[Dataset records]
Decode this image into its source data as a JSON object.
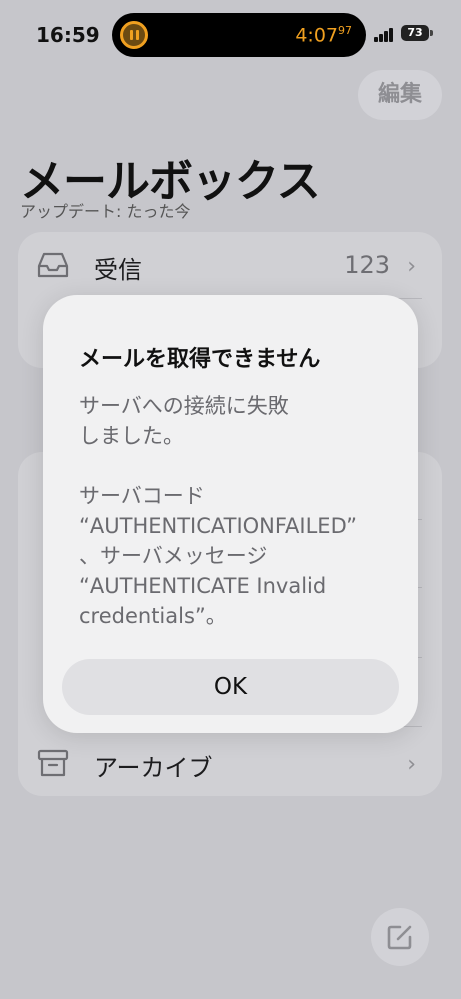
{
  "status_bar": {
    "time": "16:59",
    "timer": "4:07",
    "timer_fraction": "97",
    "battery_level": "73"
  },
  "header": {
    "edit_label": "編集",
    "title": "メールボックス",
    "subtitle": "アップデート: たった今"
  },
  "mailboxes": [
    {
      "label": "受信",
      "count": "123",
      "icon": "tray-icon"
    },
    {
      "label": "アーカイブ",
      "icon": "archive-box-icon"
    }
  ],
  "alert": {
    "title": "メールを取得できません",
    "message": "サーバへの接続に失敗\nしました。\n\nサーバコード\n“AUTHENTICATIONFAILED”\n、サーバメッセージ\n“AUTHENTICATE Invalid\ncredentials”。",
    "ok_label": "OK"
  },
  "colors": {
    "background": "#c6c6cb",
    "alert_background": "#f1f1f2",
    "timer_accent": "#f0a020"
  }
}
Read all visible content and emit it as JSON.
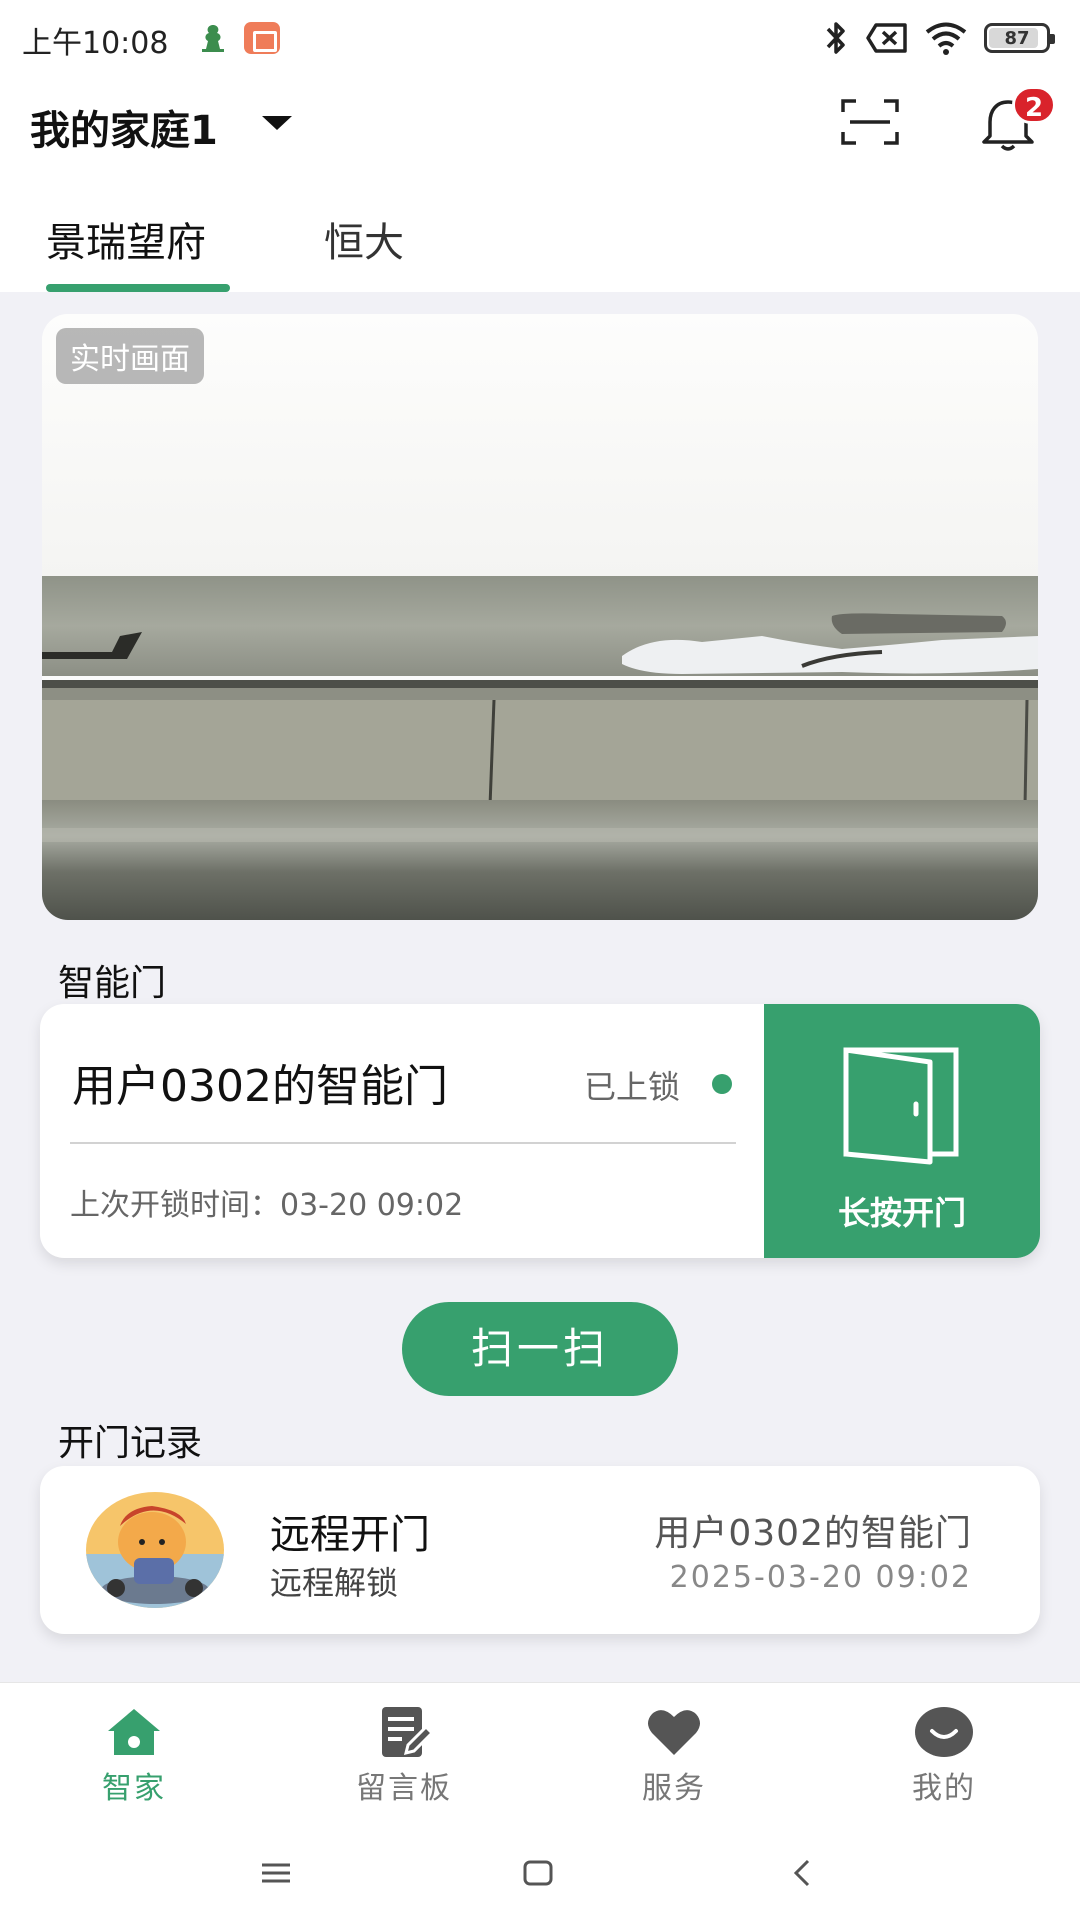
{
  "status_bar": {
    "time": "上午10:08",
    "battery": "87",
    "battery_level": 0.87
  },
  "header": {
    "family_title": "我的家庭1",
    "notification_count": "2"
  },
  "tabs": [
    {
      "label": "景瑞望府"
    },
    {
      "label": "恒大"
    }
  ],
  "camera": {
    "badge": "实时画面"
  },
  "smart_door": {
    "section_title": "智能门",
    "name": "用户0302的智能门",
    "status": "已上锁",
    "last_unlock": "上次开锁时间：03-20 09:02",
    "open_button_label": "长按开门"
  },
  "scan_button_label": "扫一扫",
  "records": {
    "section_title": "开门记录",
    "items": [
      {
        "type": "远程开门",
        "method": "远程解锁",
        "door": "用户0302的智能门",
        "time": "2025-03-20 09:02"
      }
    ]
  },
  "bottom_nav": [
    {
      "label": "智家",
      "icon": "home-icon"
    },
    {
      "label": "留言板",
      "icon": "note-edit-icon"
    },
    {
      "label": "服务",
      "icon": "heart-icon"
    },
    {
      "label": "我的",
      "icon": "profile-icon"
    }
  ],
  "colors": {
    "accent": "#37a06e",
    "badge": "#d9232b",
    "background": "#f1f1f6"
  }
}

==

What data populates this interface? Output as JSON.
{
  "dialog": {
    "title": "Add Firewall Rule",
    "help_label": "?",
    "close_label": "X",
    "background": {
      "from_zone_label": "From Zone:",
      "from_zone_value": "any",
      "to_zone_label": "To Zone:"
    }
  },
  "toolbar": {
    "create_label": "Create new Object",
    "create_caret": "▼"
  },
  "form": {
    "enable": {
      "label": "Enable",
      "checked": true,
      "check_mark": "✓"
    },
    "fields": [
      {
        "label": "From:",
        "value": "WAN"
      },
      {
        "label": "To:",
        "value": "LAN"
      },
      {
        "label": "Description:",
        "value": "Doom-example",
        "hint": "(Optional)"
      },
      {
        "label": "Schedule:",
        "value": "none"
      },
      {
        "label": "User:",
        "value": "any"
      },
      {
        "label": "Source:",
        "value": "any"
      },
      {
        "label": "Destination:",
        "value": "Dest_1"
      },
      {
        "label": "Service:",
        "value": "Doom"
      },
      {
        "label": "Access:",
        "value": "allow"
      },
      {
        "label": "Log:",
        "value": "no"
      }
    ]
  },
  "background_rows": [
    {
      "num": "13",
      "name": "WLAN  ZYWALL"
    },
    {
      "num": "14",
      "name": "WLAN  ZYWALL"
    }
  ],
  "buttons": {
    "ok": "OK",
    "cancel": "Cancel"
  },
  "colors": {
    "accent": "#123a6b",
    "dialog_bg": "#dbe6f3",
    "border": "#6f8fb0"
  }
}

...

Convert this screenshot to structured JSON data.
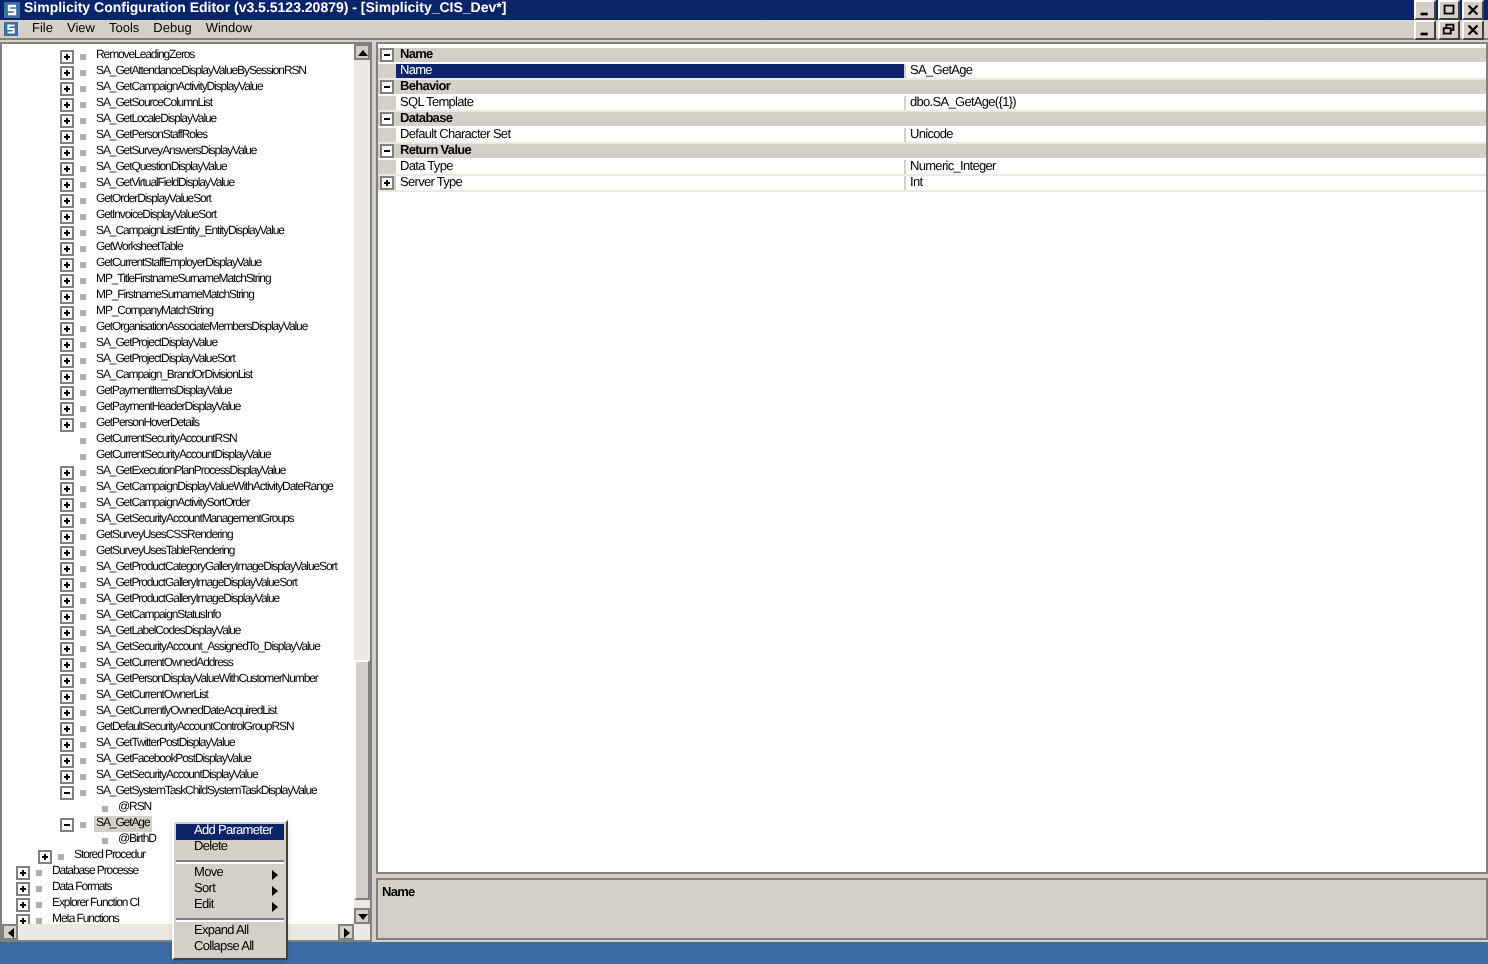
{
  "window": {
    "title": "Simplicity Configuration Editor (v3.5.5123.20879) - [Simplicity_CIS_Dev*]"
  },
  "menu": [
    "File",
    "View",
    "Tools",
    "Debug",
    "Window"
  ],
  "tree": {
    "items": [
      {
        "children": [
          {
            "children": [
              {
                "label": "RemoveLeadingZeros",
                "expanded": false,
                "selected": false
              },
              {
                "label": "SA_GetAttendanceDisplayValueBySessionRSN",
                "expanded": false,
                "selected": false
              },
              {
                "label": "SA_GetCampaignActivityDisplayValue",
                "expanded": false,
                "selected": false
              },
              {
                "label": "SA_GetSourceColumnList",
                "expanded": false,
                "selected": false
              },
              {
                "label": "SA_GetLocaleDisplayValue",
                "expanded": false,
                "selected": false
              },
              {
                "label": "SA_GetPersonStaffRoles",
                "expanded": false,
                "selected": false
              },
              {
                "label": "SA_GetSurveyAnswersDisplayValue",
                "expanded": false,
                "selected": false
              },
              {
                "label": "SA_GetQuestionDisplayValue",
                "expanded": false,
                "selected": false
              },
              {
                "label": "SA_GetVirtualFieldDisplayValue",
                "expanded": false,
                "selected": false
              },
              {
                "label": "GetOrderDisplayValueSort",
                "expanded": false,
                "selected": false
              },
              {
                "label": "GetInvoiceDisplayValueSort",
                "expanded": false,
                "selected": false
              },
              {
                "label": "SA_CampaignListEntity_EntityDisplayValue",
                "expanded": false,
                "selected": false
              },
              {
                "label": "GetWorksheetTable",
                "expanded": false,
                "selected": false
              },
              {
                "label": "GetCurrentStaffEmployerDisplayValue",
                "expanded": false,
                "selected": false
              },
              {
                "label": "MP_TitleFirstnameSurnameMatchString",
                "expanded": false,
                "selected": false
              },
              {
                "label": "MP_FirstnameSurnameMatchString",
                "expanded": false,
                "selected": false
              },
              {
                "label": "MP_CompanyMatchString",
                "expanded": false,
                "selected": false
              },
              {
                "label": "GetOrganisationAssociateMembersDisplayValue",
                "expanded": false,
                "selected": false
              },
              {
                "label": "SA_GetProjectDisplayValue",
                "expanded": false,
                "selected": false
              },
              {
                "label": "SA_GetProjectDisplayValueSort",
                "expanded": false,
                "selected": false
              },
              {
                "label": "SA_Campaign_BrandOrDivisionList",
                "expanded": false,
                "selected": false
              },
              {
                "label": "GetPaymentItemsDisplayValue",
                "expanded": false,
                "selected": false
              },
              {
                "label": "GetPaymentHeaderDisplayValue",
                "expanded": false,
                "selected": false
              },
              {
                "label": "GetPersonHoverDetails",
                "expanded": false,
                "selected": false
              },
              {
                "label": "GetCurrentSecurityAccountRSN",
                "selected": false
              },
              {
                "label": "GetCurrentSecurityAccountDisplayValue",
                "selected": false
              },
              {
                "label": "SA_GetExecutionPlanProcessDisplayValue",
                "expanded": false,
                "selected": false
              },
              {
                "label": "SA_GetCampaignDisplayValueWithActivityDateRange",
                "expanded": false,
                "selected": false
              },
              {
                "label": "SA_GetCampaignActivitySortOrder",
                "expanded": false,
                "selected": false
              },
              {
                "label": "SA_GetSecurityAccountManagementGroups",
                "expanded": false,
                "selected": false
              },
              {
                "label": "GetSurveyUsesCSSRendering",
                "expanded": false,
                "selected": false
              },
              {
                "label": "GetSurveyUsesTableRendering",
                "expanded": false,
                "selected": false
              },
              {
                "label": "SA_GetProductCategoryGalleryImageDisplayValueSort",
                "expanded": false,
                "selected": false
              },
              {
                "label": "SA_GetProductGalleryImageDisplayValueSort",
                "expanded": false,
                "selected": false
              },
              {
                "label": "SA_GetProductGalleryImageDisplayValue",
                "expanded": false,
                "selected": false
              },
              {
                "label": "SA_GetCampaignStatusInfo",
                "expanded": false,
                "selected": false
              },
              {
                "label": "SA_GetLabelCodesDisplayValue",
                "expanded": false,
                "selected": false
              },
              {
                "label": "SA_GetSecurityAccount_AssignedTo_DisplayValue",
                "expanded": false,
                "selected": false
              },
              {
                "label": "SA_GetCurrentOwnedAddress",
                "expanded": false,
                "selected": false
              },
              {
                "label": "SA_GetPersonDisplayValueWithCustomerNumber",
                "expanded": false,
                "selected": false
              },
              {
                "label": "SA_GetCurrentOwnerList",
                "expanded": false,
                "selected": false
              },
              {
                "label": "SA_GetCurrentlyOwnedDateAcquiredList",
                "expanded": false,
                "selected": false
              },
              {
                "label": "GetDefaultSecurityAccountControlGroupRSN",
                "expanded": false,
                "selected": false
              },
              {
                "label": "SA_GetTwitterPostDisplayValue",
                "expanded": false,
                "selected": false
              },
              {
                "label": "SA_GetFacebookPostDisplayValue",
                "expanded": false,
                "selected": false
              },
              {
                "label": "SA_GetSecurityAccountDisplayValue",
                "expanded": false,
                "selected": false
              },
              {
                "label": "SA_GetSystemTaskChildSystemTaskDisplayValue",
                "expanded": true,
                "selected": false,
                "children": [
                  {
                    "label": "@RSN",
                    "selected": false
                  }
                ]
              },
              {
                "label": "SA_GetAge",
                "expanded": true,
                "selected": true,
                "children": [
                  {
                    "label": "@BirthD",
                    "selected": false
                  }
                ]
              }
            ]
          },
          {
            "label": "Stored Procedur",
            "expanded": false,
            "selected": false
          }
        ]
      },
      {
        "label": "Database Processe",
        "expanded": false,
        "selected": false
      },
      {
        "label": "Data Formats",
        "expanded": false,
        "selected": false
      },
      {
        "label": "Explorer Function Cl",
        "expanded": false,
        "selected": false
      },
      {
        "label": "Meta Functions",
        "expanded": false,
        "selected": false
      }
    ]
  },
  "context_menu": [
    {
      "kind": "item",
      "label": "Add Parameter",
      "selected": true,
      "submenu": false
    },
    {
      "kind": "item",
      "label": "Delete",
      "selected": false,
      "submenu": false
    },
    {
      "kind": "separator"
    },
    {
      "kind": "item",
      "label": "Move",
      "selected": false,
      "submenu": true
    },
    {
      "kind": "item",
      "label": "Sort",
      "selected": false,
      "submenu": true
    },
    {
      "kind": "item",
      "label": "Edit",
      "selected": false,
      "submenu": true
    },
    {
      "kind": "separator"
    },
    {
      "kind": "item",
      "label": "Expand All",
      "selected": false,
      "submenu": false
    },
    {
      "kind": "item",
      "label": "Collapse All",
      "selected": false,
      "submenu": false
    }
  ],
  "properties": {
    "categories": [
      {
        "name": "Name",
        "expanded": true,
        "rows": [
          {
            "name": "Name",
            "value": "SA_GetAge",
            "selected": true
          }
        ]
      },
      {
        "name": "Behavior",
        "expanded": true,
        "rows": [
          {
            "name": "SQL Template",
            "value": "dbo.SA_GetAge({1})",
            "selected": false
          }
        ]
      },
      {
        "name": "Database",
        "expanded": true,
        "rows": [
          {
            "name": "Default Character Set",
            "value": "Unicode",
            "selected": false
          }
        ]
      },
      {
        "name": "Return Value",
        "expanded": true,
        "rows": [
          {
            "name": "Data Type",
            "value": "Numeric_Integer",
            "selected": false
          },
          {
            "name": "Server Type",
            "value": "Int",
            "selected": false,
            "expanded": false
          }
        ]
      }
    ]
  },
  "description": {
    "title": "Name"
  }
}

# [Aim of the task]
Out of the records, collect only those lines that contain the string "icon".

# [Written reply]
      "icon": "tray-icon"
      "icon": "archive-box-icon"
      "icon": "home-icon"
      "icon": "note-edit-icon"
      "icon": "heart-icon"
      "icon": "profile-icon"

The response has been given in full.